Write out every line of the records below as a numbered list, leaving out blank lines and the pictures.

• **Data records**:
════════════════════

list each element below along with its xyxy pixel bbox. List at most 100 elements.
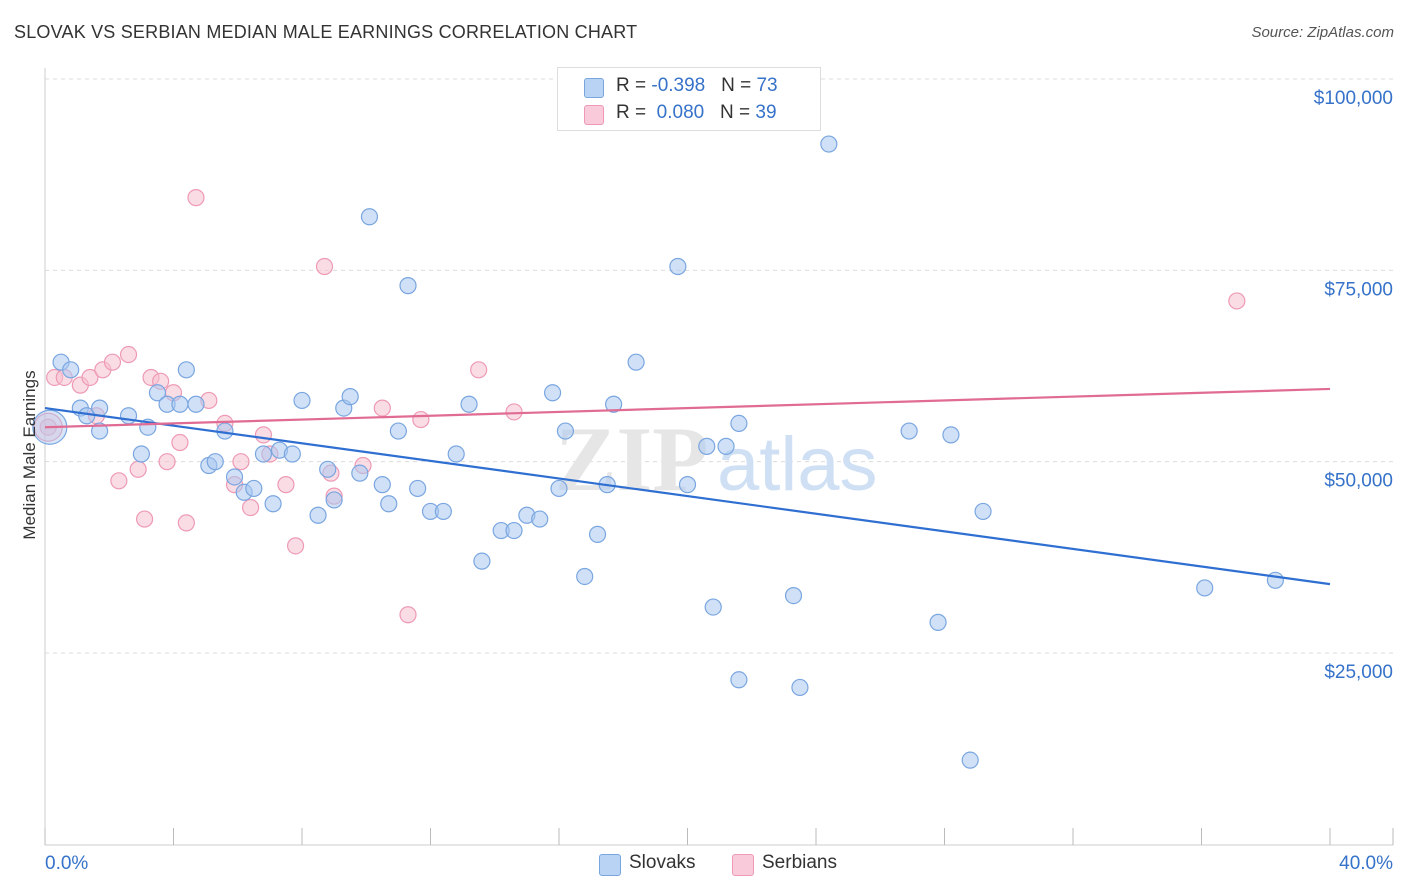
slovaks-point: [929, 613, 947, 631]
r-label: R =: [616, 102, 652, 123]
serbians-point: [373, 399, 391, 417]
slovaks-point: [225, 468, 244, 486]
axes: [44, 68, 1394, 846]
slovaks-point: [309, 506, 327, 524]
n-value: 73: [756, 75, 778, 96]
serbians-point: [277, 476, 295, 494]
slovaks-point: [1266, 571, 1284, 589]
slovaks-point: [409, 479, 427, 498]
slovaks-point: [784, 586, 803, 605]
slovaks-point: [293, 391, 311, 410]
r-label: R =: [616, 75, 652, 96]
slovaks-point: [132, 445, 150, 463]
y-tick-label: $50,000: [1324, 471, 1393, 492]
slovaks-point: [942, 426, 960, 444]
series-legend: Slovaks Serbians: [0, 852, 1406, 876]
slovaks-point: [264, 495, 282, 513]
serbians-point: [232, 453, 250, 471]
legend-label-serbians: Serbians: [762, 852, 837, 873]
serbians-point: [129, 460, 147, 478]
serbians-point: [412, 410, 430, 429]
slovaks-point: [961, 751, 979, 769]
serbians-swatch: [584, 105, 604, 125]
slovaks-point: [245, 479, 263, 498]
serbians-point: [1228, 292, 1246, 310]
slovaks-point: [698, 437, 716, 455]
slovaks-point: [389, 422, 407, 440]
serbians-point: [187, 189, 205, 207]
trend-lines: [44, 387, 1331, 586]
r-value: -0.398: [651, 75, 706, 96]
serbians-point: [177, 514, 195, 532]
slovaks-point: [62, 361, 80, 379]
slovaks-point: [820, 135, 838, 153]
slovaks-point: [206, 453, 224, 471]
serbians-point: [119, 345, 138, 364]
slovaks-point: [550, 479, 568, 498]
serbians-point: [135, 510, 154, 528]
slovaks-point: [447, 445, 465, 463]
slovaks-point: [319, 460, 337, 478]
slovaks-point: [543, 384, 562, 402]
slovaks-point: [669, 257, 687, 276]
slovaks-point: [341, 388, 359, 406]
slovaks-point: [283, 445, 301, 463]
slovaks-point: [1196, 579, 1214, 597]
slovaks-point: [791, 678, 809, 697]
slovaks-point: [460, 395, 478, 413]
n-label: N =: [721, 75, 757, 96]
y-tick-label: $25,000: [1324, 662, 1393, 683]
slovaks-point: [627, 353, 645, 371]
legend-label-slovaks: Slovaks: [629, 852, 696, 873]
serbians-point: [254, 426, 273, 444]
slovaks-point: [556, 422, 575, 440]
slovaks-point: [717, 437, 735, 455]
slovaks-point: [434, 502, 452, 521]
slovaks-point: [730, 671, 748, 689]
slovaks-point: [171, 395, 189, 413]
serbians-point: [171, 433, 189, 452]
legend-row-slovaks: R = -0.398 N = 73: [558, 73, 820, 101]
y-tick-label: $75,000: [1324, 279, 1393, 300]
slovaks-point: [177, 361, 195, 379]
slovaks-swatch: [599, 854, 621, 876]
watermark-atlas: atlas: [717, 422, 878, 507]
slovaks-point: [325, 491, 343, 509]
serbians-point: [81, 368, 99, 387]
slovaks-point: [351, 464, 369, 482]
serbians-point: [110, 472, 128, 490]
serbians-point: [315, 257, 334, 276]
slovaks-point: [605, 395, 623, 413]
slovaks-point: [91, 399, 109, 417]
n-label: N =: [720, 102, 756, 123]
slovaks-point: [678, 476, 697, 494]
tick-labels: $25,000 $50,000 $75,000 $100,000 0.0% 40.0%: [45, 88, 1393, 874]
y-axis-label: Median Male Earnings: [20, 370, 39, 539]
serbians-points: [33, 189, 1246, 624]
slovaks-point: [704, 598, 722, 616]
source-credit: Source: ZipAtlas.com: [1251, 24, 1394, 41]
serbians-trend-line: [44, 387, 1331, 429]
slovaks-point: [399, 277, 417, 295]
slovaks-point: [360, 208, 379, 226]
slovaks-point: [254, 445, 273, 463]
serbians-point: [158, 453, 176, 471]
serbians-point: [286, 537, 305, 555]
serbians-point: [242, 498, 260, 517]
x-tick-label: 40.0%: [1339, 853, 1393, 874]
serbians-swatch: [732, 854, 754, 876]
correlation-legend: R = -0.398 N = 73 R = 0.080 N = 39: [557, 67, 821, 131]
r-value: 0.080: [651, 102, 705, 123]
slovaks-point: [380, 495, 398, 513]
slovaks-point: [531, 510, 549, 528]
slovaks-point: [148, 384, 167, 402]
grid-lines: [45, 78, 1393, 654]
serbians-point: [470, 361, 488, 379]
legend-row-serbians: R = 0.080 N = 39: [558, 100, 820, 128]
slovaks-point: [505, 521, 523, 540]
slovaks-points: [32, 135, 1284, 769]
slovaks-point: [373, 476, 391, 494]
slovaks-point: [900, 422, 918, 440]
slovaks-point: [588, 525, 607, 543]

════════════════════

• **Solution to this problem**:
1. list each element below along with its xyxy pixel bbox. List at most 100 elements.
2. slovaks-point: [929, 613, 947, 631]
3. r-label: R =: [616, 102, 652, 123]
4. serbians-point: [373, 399, 391, 417]
5. slovaks-point: [225, 468, 244, 486]
6. axes: [44, 68, 1394, 846]
7. slovaks-point: [309, 506, 327, 524]
8. n-value: 73: [756, 75, 778, 96]
9. serbians-point: [277, 476, 295, 494]
10. slovaks-point: [1266, 571, 1284, 589]
11. slovaks-point: [409, 479, 427, 498]
12. slovaks-point: [784, 586, 803, 605]
13. slovaks-point: [293, 391, 311, 410]
14. r-label: R =: [616, 75, 652, 96]
15. slovaks-point: [132, 445, 150, 463]
16. y-tick-label: $50,000: [1324, 471, 1393, 492]
17. slovaks-point: [942, 426, 960, 444]
18. series-legend: Slovaks Serbians: [0, 852, 1406, 876]
19. slovaks-point: [264, 495, 282, 513]
20. serbians-point: [232, 453, 250, 471]
21. legend-label-serbians: Serbians: [762, 852, 837, 873]
22. serbians-point: [129, 460, 147, 478]
23. serbians-point: [412, 410, 430, 429]
24. slovaks-point: [961, 751, 979, 769]
25. serbians-swatch: [584, 105, 604, 125]
26. slovaks-point: [245, 479, 263, 498]
27. serbians-point: [1228, 292, 1246, 310]
28. slovaks-point: [698, 437, 716, 455]
29. slovaks-point: [389, 422, 407, 440]
30. serbians-point: [187, 189, 205, 207]
31. trend-lines: [44, 387, 1331, 586]
32. r-value: -0.398: [651, 75, 706, 96]
33. serbians-point: [177, 514, 195, 532]
34. slovaks-point: [62, 361, 80, 379]
35. slovaks-point: [820, 135, 838, 153]
36. slovaks-point: [206, 453, 224, 471]
37. serbians-point: [119, 345, 138, 364]
38. slovaks-point: [550, 479, 568, 498]
39. serbians-point: [135, 510, 154, 528]
40. slovaks-point: [447, 445, 465, 463]
41. slovaks-point: [319, 460, 337, 478]
42. slovaks-point: [543, 384, 562, 402]
43. slovaks-point: [669, 257, 687, 276]
44. slovaks-point: [341, 388, 359, 406]
45. slovaks-point: [283, 445, 301, 463]
46. slovaks-point: [1196, 579, 1214, 597]
47. slovaks-point: [791, 678, 809, 697]
48. slovaks-point: [460, 395, 478, 413]
49. n-label: N =: [721, 75, 757, 96]
50. y-tick-label: $25,000: [1324, 662, 1393, 683]
51. slovaks-point: [627, 353, 645, 371]
52. legend-label-slovaks: Slovaks: [629, 852, 696, 873]
53. serbians-point: [254, 426, 273, 444]
54. slovaks-point: [556, 422, 575, 440]
55. slovaks-point: [717, 437, 735, 455]
56. slovaks-point: [434, 502, 452, 521]
57. slovaks-point: [730, 671, 748, 689]
58. slovaks-point: [171, 395, 189, 413]
59. serbians-point: [171, 433, 189, 452]
60. legend-row-slovaks: R = -0.398 N = 73: [558, 73, 820, 101]
61. y-tick-label: $75,000: [1324, 279, 1393, 300]
62. slovaks-point: [177, 361, 195, 379]
63. slovaks-swatch: [599, 854, 621, 876]
64. watermark-atlas: atlas: [717, 422, 878, 507]
65. slovaks-point: [325, 491, 343, 509]
66. serbians-point: [81, 368, 99, 387]
67. slovaks-point: [351, 464, 369, 482]
68. serbians-point: [110, 472, 128, 490]
69. serbians-point: [315, 257, 334, 276]
70. slovaks-point: [605, 395, 623, 413]
71. slovaks-point: [91, 399, 109, 417]
72. n-label: N =: [720, 102, 756, 123]
73. slovaks-point: [678, 476, 697, 494]
74. tick-labels: $25,000 $50,000 $75,000 $100,000 0.0% 40.0%: [45, 88, 1393, 874]
75. y-axis-label: Median Male Earnings: [20, 370, 39, 539]
76. serbians-points: [33, 189, 1246, 624]
77. slovaks-point: [704, 598, 722, 616]
78. source-credit: Source: ZipAtlas.com: [1251, 24, 1394, 41]
79. serbians-trend-line: [44, 387, 1331, 429]
80. slovaks-point: [399, 277, 417, 295]
81. slovaks-point: [360, 208, 379, 226]
82. slovaks-point: [254, 445, 273, 463]
83. serbians-point: [158, 453, 176, 471]
84. serbians-point: [286, 537, 305, 555]
85. serbians-point: [242, 498, 260, 517]
86. x-tick-label: 40.0%: [1339, 853, 1393, 874]
87. serbians-swatch: [732, 854, 754, 876]
88. correlation-legend: R = -0.398 N = 73 R = 0.080 N = 39: [557, 67, 821, 131]
89. r-value: 0.080: [651, 102, 705, 123]
90. slovaks-point: [380, 495, 398, 513]
91. slovaks-point: [531, 510, 549, 528]
92. slovaks-point: [148, 384, 167, 402]
93. grid-lines: [45, 78, 1393, 654]
94. serbians-point: [470, 361, 488, 379]
95. legend-row-serbians: R = 0.080 N = 39: [558, 100, 820, 128]
96. slovaks-point: [505, 521, 523, 540]
97. slovaks-points: [32, 135, 1284, 769]
98. slovaks-point: [373, 476, 391, 494]
99. slovaks-point: [900, 422, 918, 440]
100. slovaks-point: [588, 525, 607, 543]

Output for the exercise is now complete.